> [Goal]: Would you repeat the listing exactly but omit every picture?
*-*-*
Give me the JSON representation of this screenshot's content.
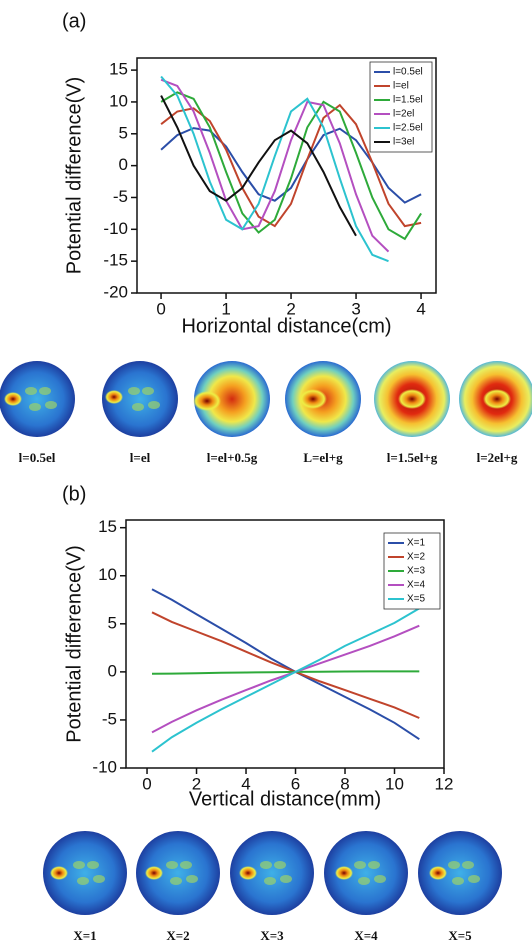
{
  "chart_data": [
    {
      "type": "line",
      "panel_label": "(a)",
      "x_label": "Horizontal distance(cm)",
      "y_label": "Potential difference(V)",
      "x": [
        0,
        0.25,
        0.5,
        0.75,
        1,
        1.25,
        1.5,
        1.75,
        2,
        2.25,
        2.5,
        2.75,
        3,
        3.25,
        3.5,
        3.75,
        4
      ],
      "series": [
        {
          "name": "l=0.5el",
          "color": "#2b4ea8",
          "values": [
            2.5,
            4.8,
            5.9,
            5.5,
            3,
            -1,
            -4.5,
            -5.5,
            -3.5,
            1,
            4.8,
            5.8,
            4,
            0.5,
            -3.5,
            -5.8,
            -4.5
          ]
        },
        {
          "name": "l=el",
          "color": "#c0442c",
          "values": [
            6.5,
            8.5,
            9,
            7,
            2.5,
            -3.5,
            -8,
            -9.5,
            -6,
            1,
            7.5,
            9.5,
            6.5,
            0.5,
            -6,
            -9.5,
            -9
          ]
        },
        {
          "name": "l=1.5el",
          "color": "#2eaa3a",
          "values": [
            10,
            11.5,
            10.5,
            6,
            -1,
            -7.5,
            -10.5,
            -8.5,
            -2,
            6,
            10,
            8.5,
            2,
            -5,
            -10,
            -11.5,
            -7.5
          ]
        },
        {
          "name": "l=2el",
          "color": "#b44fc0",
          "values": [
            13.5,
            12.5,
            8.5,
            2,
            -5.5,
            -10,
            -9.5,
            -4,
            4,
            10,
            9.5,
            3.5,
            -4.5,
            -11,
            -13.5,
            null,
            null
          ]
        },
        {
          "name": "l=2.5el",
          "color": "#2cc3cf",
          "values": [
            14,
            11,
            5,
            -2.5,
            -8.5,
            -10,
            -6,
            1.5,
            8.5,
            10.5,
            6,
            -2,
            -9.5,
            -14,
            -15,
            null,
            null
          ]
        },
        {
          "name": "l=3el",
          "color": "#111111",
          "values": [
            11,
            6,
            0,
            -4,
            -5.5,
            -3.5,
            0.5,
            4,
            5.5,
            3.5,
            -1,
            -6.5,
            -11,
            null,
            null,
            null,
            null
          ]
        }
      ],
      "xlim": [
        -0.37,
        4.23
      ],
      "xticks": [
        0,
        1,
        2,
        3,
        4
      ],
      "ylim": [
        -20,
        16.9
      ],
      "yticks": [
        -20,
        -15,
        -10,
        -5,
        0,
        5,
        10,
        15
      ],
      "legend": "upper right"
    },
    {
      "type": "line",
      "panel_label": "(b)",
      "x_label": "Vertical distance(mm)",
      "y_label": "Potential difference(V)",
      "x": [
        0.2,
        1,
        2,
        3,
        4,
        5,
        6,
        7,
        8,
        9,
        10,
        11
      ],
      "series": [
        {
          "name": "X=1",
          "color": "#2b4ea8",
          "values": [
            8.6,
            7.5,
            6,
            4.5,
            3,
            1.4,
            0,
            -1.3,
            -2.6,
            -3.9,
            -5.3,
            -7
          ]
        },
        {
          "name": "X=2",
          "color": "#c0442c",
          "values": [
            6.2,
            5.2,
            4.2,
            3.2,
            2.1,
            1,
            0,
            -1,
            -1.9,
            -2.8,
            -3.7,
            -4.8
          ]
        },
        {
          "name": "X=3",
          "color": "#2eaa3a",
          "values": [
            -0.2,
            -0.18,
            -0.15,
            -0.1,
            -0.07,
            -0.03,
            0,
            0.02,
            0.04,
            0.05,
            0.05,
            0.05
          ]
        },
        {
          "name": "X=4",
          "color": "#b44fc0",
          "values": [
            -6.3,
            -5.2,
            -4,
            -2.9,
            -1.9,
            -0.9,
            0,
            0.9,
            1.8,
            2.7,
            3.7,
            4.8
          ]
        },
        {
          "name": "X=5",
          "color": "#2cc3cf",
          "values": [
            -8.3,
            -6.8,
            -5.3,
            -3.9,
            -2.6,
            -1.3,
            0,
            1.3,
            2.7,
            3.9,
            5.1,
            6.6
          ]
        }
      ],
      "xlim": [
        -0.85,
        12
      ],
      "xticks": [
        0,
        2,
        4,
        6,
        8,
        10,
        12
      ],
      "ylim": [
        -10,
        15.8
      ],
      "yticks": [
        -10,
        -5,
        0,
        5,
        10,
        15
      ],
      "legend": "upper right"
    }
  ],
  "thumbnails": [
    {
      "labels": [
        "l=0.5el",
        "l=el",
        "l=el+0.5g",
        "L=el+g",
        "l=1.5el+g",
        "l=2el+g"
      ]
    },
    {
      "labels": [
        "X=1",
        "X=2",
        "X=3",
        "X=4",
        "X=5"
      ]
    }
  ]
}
*-*-*
> [Result]:
Give me the JSON representation of this screenshot's content.
{
  "chart_data": [
    {
      "type": "line",
      "panel_label": "(a)",
      "x_label": "Horizontal distance(cm)",
      "y_label": "Potential difference(V)",
      "x": [
        0,
        0.25,
        0.5,
        0.75,
        1,
        1.25,
        1.5,
        1.75,
        2,
        2.25,
        2.5,
        2.75,
        3,
        3.25,
        3.5,
        3.75,
        4
      ],
      "series": [
        {
          "name": "l=0.5el",
          "color": "#2b4ea8",
          "values": [
            2.5,
            4.8,
            5.9,
            5.5,
            3,
            -1,
            -4.5,
            -5.5,
            -3.5,
            1,
            4.8,
            5.8,
            4,
            0.5,
            -3.5,
            -5.8,
            -4.5
          ]
        },
        {
          "name": "l=el",
          "color": "#c0442c",
          "values": [
            6.5,
            8.5,
            9,
            7,
            2.5,
            -3.5,
            -8,
            -9.5,
            -6,
            1,
            7.5,
            9.5,
            6.5,
            0.5,
            -6,
            -9.5,
            -9
          ]
        },
        {
          "name": "l=1.5el",
          "color": "#2eaa3a",
          "values": [
            10,
            11.5,
            10.5,
            6,
            -1,
            -7.5,
            -10.5,
            -8.5,
            -2,
            6,
            10,
            8.5,
            2,
            -5,
            -10,
            -11.5,
            -7.5
          ]
        },
        {
          "name": "l=2el",
          "color": "#b44fc0",
          "values": [
            13.5,
            12.5,
            8.5,
            2,
            -5.5,
            -10,
            -9.5,
            -4,
            4,
            10,
            9.5,
            3.5,
            -4.5,
            -11,
            -13.5,
            null,
            null
          ]
        },
        {
          "name": "l=2.5el",
          "color": "#2cc3cf",
          "values": [
            14,
            11,
            5,
            -2.5,
            -8.5,
            -10,
            -6,
            1.5,
            8.5,
            10.5,
            6,
            -2,
            -9.5,
            -14,
            -15,
            null,
            null
          ]
        },
        {
          "name": "l=3el",
          "color": "#111111",
          "values": [
            11,
            6,
            0,
            -4,
            -5.5,
            -3.5,
            0.5,
            4,
            5.5,
            3.5,
            -1,
            -6.5,
            -11,
            null,
            null,
            null,
            null
          ]
        }
      ],
      "xlim": [
        -0.37,
        4.23
      ],
      "xticks": [
        0,
        1,
        2,
        3,
        4
      ],
      "ylim": [
        -20,
        16.9
      ],
      "yticks": [
        -20,
        -15,
        -10,
        -5,
        0,
        5,
        10,
        15
      ],
      "legend": "upper right"
    },
    {
      "type": "line",
      "panel_label": "(b)",
      "x_label": "Vertical distance(mm)",
      "y_label": "Potential difference(V)",
      "x": [
        0.2,
        1,
        2,
        3,
        4,
        5,
        6,
        7,
        8,
        9,
        10,
        11
      ],
      "series": [
        {
          "name": "X=1",
          "color": "#2b4ea8",
          "values": [
            8.6,
            7.5,
            6,
            4.5,
            3,
            1.4,
            0,
            -1.3,
            -2.6,
            -3.9,
            -5.3,
            -7
          ]
        },
        {
          "name": "X=2",
          "color": "#c0442c",
          "values": [
            6.2,
            5.2,
            4.2,
            3.2,
            2.1,
            1,
            0,
            -1,
            -1.9,
            -2.8,
            -3.7,
            -4.8
          ]
        },
        {
          "name": "X=3",
          "color": "#2eaa3a",
          "values": [
            -0.2,
            -0.18,
            -0.15,
            -0.1,
            -0.07,
            -0.03,
            0,
            0.02,
            0.04,
            0.05,
            0.05,
            0.05
          ]
        },
        {
          "name": "X=4",
          "color": "#b44fc0",
          "values": [
            -6.3,
            -5.2,
            -4,
            -2.9,
            -1.9,
            -0.9,
            0,
            0.9,
            1.8,
            2.7,
            3.7,
            4.8
          ]
        },
        {
          "name": "X=5",
          "color": "#2cc3cf",
          "values": [
            -8.3,
            -6.8,
            -5.3,
            -3.9,
            -2.6,
            -1.3,
            0,
            1.3,
            2.7,
            3.9,
            5.1,
            6.6
          ]
        }
      ],
      "xlim": [
        -0.85,
        12
      ],
      "xticks": [
        0,
        2,
        4,
        6,
        8,
        10,
        12
      ],
      "ylim": [
        -10,
        15.8
      ],
      "yticks": [
        -10,
        -5,
        0,
        5,
        10,
        15
      ],
      "legend": "upper right"
    }
  ],
  "thumbnails": [
    {
      "labels": [
        "l=0.5el",
        "l=el",
        "l=el+0.5g",
        "L=el+g",
        "l=1.5el+g",
        "l=2el+g"
      ]
    },
    {
      "labels": [
        "X=1",
        "X=2",
        "X=3",
        "X=4",
        "X=5"
      ]
    }
  ]
}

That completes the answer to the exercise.